# START OF TASK MATERIAL

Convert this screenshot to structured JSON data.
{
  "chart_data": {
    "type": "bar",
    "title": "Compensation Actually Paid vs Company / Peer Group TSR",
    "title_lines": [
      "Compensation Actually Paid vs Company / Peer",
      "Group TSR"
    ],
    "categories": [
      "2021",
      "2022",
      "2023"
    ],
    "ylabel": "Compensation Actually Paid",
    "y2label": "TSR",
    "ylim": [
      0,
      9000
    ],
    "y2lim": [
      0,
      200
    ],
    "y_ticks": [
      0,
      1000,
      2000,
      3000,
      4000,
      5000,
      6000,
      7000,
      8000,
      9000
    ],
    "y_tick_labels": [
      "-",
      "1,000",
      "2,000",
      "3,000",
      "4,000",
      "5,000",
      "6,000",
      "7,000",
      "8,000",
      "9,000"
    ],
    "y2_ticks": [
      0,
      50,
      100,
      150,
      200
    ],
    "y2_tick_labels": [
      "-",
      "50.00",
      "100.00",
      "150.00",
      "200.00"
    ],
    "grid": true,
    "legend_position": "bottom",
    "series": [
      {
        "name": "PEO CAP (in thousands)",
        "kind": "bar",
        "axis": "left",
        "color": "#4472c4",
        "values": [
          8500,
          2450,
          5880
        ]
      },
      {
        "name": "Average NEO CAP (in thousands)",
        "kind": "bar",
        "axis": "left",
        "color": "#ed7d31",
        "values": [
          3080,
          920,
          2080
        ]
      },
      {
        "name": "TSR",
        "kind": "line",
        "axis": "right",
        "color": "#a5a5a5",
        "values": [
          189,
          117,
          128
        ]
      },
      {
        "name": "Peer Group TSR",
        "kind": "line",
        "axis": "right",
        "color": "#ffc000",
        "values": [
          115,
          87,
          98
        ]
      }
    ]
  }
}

# END OF TASK MATERIAL

WHAT IS REQUIRED ▸ Across the data above, how many lines include the word "color"? Give only the count.

SOLVED PROBLEM ▸ 4